> Problem requirements: Gather all lines with the word "that" in them.

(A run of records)
----------

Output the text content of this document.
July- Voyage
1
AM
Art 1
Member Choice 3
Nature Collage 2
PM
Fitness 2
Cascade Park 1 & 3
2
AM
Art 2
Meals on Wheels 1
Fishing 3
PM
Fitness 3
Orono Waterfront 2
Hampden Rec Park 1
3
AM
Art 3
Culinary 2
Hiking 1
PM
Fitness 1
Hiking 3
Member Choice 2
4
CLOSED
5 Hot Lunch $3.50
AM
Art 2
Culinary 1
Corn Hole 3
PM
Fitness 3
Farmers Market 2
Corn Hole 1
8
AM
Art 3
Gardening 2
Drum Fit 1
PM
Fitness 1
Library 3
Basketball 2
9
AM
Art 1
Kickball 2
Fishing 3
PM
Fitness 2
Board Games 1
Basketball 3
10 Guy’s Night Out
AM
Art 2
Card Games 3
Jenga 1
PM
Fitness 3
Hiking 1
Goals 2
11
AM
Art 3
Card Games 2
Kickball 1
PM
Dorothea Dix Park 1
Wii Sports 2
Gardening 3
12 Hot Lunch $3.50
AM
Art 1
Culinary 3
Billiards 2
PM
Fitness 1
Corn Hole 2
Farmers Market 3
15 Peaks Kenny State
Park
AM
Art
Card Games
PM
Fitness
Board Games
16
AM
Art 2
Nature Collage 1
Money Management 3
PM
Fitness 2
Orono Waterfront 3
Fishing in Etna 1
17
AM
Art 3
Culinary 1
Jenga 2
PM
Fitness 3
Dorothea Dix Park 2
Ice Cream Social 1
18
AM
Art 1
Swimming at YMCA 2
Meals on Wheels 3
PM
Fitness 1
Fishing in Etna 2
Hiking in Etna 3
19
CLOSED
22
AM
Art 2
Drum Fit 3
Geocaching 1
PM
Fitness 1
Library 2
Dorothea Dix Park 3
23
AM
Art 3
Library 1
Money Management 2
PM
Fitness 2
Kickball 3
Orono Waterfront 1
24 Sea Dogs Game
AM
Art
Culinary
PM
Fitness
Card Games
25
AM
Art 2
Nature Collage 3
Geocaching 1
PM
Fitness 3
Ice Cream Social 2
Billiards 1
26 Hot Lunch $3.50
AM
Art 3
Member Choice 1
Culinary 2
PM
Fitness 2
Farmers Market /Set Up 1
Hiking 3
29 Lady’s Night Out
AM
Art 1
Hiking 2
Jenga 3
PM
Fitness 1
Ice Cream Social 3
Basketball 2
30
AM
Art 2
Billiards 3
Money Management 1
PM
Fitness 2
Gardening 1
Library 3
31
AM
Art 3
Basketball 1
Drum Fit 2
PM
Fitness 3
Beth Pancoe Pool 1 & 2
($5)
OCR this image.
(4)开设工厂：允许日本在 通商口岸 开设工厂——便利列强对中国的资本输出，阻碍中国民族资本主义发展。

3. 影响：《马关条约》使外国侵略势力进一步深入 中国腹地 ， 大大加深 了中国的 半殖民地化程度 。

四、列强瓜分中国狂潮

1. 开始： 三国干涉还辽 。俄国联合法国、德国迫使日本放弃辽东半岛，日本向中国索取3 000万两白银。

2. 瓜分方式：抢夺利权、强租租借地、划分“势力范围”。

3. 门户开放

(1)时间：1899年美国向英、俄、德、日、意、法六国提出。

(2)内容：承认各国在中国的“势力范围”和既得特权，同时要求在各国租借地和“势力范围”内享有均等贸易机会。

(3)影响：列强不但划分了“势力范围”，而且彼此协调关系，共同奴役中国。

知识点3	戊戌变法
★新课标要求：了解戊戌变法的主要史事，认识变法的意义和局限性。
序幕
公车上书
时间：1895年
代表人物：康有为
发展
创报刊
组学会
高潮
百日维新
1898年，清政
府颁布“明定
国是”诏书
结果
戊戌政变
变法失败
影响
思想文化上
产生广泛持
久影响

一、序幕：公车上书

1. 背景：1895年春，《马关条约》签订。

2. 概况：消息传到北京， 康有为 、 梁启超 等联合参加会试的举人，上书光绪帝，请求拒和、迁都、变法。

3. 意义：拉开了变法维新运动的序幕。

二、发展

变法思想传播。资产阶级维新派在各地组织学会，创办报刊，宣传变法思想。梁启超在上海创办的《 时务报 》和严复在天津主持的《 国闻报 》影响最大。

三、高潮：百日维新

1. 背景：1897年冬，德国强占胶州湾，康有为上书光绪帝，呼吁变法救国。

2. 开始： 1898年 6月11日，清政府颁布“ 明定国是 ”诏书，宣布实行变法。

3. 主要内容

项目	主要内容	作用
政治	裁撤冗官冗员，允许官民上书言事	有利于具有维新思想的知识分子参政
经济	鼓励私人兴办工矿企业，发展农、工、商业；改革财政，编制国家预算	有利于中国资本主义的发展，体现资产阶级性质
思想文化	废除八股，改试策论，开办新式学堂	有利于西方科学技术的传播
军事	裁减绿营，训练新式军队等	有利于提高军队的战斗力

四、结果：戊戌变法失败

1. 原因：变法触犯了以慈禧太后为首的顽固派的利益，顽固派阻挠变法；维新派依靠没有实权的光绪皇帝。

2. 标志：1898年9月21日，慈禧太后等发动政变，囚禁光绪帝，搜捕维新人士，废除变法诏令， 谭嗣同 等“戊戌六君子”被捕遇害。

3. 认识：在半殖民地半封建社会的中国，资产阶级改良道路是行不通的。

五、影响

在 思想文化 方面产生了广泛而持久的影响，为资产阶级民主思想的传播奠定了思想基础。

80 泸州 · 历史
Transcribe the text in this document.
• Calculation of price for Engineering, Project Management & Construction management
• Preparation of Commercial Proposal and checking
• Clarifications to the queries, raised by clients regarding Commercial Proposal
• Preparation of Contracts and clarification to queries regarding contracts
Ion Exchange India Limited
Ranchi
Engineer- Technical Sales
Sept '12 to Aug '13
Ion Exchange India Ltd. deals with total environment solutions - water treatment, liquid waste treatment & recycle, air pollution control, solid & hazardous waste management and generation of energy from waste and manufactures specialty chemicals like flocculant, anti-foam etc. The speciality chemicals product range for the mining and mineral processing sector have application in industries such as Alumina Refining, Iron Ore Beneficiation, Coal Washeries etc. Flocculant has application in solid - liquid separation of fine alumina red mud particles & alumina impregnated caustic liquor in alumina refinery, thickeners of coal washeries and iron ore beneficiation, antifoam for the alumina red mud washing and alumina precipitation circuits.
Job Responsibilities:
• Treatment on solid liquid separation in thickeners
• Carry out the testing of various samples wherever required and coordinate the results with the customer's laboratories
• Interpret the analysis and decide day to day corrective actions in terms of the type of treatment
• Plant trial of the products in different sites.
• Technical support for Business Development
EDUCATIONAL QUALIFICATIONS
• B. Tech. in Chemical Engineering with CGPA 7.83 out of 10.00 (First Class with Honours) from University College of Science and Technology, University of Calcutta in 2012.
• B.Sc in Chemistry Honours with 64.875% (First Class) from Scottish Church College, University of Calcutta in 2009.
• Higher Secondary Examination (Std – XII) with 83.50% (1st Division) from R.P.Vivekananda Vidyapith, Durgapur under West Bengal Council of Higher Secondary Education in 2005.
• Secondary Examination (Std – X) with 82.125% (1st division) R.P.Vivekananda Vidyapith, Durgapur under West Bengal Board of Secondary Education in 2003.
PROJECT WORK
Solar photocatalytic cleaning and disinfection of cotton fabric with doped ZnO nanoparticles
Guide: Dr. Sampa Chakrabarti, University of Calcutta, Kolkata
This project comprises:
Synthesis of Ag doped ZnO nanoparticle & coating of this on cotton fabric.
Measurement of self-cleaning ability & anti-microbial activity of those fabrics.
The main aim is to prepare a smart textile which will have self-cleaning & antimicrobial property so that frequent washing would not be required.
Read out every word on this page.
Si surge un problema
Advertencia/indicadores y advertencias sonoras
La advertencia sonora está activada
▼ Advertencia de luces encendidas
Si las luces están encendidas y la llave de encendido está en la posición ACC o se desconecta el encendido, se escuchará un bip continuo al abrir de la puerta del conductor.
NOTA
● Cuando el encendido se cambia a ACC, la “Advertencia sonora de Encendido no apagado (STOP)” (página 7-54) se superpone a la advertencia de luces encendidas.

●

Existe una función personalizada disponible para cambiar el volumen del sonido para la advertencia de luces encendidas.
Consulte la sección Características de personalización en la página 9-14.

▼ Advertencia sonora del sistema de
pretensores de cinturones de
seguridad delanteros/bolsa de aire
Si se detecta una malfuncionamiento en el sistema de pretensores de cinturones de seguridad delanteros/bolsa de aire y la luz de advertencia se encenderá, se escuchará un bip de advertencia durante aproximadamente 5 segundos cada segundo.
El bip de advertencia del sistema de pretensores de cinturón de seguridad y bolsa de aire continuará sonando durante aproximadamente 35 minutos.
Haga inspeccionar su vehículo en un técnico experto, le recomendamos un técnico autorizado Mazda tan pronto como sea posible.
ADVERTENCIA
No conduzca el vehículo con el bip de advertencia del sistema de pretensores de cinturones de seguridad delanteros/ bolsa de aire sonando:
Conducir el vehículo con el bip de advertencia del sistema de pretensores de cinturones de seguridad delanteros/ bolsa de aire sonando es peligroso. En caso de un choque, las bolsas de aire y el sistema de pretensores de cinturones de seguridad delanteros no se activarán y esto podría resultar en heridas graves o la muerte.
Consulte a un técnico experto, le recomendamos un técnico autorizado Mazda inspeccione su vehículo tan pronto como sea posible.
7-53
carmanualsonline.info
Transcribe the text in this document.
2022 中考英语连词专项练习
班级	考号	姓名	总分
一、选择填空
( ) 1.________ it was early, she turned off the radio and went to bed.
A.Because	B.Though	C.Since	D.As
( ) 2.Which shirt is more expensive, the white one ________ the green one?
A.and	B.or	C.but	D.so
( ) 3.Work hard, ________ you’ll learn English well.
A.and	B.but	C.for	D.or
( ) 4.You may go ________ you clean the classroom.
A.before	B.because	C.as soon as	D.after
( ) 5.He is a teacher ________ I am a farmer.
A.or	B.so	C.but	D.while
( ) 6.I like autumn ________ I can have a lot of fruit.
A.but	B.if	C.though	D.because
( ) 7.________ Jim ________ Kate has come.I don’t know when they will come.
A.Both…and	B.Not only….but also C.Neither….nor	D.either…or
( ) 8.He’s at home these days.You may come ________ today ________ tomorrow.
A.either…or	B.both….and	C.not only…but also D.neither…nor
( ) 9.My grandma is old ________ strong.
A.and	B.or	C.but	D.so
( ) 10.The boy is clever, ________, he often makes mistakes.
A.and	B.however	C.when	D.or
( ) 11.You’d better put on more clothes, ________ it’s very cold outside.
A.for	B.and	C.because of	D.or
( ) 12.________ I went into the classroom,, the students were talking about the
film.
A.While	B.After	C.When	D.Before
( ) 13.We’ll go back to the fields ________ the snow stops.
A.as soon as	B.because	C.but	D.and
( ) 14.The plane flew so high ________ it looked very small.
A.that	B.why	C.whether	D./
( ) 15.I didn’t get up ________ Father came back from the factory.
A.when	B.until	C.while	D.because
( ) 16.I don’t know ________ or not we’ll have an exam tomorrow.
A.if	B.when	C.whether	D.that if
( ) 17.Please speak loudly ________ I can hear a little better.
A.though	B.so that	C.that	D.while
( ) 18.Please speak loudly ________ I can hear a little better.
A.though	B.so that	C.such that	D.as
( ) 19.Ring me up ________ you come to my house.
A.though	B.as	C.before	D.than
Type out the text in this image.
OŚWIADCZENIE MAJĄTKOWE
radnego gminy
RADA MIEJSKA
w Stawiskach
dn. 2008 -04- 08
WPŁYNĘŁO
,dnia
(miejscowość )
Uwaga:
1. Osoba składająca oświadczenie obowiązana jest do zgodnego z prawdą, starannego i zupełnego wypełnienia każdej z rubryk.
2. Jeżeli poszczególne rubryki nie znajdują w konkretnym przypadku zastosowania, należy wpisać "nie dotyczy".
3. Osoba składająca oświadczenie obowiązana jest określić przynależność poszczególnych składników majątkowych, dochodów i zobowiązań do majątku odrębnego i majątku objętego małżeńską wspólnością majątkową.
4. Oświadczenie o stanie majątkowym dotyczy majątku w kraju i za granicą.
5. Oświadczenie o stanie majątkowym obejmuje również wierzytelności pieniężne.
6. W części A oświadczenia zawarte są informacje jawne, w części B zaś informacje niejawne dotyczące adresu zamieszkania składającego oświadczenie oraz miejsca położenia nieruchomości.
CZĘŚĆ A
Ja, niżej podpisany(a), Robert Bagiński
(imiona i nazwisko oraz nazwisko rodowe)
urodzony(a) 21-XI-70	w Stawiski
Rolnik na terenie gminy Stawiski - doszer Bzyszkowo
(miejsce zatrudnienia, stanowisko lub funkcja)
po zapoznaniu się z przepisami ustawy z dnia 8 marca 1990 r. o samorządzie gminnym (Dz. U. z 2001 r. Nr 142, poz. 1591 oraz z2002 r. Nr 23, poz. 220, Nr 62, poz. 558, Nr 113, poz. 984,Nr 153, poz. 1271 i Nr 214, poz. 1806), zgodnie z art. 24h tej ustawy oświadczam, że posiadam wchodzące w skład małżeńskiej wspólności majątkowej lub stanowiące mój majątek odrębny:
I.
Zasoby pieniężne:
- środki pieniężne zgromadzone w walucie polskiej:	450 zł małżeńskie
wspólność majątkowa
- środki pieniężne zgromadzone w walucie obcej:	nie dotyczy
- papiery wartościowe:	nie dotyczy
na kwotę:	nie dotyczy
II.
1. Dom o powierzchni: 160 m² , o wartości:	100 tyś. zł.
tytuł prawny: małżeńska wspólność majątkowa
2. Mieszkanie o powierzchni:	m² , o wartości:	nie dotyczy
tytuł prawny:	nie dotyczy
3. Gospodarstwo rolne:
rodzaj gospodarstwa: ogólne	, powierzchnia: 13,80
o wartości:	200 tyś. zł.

----------

> Exercise output:
The main aim is to prepare a smart textile which will have self-cleaning & antimicrobial property so that frequent washing would not be required.
A.that	B.why	C.whether	D./
A.if	B.when	C.whether	D.that if
A.though	B.so that	C.that	D.while
A.though	B.so that	C.such that	D.as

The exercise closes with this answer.